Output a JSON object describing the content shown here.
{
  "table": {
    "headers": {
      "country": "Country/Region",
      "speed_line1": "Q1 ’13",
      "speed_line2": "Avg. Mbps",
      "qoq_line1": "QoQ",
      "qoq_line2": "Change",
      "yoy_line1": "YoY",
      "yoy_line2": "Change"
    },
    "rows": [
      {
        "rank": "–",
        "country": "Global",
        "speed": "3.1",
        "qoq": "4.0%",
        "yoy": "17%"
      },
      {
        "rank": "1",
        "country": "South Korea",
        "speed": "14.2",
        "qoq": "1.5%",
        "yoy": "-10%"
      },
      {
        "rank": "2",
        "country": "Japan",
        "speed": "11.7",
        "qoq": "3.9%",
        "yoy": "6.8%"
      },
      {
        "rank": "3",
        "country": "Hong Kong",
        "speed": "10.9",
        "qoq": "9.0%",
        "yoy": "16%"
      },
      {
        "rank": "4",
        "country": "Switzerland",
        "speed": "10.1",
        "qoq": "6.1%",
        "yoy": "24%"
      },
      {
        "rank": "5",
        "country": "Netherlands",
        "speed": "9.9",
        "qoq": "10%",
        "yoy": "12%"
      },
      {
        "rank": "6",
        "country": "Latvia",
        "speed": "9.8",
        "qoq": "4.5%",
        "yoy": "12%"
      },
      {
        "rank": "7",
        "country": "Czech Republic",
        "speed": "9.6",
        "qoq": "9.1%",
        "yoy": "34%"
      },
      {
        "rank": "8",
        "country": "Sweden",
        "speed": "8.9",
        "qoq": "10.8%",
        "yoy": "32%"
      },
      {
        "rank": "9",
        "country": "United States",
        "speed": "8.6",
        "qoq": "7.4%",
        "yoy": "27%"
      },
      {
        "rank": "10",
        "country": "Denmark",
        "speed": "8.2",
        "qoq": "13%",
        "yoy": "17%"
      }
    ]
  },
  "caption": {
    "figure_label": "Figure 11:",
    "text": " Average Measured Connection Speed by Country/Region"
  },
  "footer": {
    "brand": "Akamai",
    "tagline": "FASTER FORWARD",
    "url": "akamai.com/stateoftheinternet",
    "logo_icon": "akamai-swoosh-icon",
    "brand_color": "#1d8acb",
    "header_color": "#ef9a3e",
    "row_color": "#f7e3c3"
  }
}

● Work to be completed
Each record above should be repeated exactly as it appears.

● Result of this exercise
Output a JSON object describing the content shown here.
{
  "table": {
    "headers": {
      "country": "Country/Region",
      "speed_line1": "Q1 ’13",
      "speed_line2": "Avg. Mbps",
      "qoq_line1": "QoQ",
      "qoq_line2": "Change",
      "yoy_line1": "YoY",
      "yoy_line2": "Change"
    },
    "rows": [
      {
        "rank": "–",
        "country": "Global",
        "speed": "3.1",
        "qoq": "4.0%",
        "yoy": "17%"
      },
      {
        "rank": "1",
        "country": "South Korea",
        "speed": "14.2",
        "qoq": "1.5%",
        "yoy": "-10%"
      },
      {
        "rank": "2",
        "country": "Japan",
        "speed": "11.7",
        "qoq": "3.9%",
        "yoy": "6.8%"
      },
      {
        "rank": "3",
        "country": "Hong Kong",
        "speed": "10.9",
        "qoq": "9.0%",
        "yoy": "16%"
      },
      {
        "rank": "4",
        "country": "Switzerland",
        "speed": "10.1",
        "qoq": "6.1%",
        "yoy": "24%"
      },
      {
        "rank": "5",
        "country": "Netherlands",
        "speed": "9.9",
        "qoq": "10%",
        "yoy": "12%"
      },
      {
        "rank": "6",
        "country": "Latvia",
        "speed": "9.8",
        "qoq": "4.5%",
        "yoy": "12%"
      },
      {
        "rank": "7",
        "country": "Czech Republic",
        "speed": "9.6",
        "qoq": "9.1%",
        "yoy": "34%"
      },
      {
        "rank": "8",
        "country": "Sweden",
        "speed": "8.9",
        "qoq": "10.8%",
        "yoy": "32%"
      },
      {
        "rank": "9",
        "country": "United States",
        "speed": "8.6",
        "qoq": "7.4%",
        "yoy": "27%"
      },
      {
        "rank": "10",
        "country": "Denmark",
        "speed": "8.2",
        "qoq": "13%",
        "yoy": "17%"
      }
    ]
  },
  "caption": {
    "figure_label": "Figure 11:",
    "text": " Average Measured Connection Speed by Country/Region"
  },
  "footer": {
    "brand": "Akamai",
    "tagline": "FASTER FORWARD",
    "url": "akamai.com/stateoftheinternet",
    "logo_icon": "akamai-swoosh-icon",
    "brand_color": "#1d8acb",
    "header_color": "#ef9a3e",
    "row_color": "#f7e3c3"
  }
}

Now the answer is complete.